*AIM*.
Repeat each record below exactly as given.

┏━━

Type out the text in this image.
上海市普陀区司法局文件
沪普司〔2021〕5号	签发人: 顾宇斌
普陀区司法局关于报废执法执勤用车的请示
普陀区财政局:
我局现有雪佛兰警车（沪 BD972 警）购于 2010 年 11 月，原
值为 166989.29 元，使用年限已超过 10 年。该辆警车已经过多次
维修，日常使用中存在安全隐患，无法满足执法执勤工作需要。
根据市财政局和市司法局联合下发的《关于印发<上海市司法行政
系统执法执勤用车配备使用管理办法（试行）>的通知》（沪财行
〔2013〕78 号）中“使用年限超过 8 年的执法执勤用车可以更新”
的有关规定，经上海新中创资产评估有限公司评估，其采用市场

┗━━

*FINISHED TASK*.
Type out the text in this image.
上海市普陀区司法局文件
沪普司〔2021〕5号	签发人: 顾宇斌
普陀区司法局关于报废执法执勤用车的请示
普陀区财政局:
我局现有雪佛兰警车（沪 BD972 警）购于 2010 年 11 月，原
值为 166989.29 元，使用年限已超过 10 年。该辆警车已经过多次
维修，日常使用中存在安全隐患，无法满足执法执勤工作需要。
根据市财政局和市司法局联合下发的《关于印发<上海市司法行政
系统执法执勤用车配备使用管理办法（试行）>的通知》（沪财行
〔2013〕78 号）中“使用年限超过 8 年的执法执勤用车可以更新”
的有关规定，经上海新中创资产评估有限公司评估，其采用市场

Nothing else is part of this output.